**INSTRUCTIONS TO FOLLOW**
For the records below, say how many lines contain the string "untreated". Give the number only.

**RECORDS SHOWN**
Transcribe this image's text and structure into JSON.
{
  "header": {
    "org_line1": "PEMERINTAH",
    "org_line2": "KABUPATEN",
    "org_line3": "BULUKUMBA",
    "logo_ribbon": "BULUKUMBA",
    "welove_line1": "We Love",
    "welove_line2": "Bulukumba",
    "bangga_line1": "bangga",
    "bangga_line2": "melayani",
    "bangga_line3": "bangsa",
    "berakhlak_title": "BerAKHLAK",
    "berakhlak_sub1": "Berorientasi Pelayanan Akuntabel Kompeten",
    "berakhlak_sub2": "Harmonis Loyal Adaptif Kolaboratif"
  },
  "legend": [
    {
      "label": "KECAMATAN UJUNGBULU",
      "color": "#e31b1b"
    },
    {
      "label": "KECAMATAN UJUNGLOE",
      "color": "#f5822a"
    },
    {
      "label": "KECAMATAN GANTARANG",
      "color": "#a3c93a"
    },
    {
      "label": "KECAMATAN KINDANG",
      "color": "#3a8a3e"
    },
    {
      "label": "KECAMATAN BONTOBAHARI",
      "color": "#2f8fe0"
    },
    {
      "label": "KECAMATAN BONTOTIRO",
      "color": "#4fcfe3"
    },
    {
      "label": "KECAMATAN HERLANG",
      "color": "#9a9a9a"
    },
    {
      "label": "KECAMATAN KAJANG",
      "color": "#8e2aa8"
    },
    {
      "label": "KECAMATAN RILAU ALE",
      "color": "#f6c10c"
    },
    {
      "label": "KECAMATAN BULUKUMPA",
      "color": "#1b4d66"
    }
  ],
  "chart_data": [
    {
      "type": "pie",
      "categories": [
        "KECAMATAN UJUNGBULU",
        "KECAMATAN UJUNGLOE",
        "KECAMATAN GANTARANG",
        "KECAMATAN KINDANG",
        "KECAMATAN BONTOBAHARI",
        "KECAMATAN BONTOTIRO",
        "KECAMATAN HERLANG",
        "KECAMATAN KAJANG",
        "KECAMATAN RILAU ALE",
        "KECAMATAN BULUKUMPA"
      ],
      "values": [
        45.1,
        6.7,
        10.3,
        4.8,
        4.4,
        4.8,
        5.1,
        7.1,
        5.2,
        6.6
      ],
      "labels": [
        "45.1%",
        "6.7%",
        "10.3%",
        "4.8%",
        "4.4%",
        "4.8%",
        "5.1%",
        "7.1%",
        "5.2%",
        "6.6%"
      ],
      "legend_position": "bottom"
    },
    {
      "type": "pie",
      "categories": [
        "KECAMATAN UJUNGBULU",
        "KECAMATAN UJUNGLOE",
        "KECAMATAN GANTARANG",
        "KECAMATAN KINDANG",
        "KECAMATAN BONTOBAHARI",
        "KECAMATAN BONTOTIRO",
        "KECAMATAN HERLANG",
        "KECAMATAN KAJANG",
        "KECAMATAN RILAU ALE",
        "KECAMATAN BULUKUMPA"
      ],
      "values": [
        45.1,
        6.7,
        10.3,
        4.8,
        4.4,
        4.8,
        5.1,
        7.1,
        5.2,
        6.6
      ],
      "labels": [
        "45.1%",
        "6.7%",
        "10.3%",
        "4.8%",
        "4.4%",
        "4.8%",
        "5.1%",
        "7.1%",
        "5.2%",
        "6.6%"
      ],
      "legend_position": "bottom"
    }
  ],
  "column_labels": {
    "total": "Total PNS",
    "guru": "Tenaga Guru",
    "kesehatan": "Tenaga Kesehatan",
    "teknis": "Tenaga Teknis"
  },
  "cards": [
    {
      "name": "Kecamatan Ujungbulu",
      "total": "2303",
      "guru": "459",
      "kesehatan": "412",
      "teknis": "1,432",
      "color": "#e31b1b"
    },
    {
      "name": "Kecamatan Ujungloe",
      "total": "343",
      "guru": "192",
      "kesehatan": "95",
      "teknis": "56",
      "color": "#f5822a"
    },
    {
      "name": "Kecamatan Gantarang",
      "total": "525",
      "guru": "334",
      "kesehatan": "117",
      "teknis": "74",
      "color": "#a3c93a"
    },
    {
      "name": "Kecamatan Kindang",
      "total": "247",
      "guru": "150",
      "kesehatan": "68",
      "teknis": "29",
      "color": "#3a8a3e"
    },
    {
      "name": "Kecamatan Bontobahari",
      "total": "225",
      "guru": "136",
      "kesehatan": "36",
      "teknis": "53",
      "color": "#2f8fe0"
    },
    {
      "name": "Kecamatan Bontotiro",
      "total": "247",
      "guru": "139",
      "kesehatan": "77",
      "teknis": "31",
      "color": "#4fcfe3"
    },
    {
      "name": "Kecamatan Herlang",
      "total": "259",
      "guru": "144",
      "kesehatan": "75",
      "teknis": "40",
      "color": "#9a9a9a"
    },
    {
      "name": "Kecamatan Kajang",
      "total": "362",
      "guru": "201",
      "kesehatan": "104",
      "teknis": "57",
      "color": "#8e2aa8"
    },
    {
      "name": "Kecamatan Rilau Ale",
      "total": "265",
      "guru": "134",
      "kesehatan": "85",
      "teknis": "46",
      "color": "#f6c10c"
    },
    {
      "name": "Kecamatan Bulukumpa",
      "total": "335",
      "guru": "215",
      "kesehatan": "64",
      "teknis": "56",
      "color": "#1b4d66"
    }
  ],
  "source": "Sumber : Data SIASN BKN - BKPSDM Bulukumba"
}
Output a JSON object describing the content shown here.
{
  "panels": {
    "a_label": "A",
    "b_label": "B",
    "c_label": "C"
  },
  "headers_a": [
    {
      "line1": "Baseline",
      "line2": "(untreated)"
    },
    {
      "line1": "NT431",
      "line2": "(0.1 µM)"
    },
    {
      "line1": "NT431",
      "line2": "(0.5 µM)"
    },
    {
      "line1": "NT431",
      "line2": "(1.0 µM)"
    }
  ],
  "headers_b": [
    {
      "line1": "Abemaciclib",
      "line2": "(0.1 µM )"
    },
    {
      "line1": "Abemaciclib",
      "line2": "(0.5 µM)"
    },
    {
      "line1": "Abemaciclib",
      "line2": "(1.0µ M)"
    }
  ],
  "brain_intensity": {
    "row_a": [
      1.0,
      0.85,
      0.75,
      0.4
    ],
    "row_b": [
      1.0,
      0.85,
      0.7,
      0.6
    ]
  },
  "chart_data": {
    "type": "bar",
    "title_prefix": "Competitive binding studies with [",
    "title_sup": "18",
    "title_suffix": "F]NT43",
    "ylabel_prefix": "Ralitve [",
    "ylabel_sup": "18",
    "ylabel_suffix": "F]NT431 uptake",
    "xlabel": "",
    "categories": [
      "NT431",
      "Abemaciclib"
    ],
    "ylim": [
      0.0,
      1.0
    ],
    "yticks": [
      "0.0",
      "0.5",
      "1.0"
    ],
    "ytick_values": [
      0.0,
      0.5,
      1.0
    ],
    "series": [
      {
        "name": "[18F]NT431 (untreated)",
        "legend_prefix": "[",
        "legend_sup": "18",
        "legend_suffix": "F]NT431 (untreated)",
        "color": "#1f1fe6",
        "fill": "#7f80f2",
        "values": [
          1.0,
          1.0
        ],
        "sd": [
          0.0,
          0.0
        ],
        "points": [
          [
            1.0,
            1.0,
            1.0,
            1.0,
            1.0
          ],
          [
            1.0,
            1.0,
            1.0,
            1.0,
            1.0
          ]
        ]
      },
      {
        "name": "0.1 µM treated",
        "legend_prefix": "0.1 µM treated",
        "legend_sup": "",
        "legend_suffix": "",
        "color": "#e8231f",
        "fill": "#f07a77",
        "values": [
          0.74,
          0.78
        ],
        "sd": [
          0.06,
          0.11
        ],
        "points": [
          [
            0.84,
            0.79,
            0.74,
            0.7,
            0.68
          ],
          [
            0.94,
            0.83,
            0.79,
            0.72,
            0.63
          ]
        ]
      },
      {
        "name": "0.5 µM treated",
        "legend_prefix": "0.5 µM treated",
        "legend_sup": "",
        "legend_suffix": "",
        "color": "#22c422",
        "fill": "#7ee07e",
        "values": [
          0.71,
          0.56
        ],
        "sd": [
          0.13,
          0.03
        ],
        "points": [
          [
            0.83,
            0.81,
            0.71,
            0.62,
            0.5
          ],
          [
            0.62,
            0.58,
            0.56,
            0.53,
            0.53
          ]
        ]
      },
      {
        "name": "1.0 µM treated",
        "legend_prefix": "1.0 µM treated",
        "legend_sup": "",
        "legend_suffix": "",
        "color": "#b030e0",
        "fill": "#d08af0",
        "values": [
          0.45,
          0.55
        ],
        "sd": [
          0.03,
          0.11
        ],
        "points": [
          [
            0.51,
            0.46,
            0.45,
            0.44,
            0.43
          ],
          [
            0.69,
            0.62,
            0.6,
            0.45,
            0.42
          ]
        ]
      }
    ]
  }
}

**RESPONSE**
3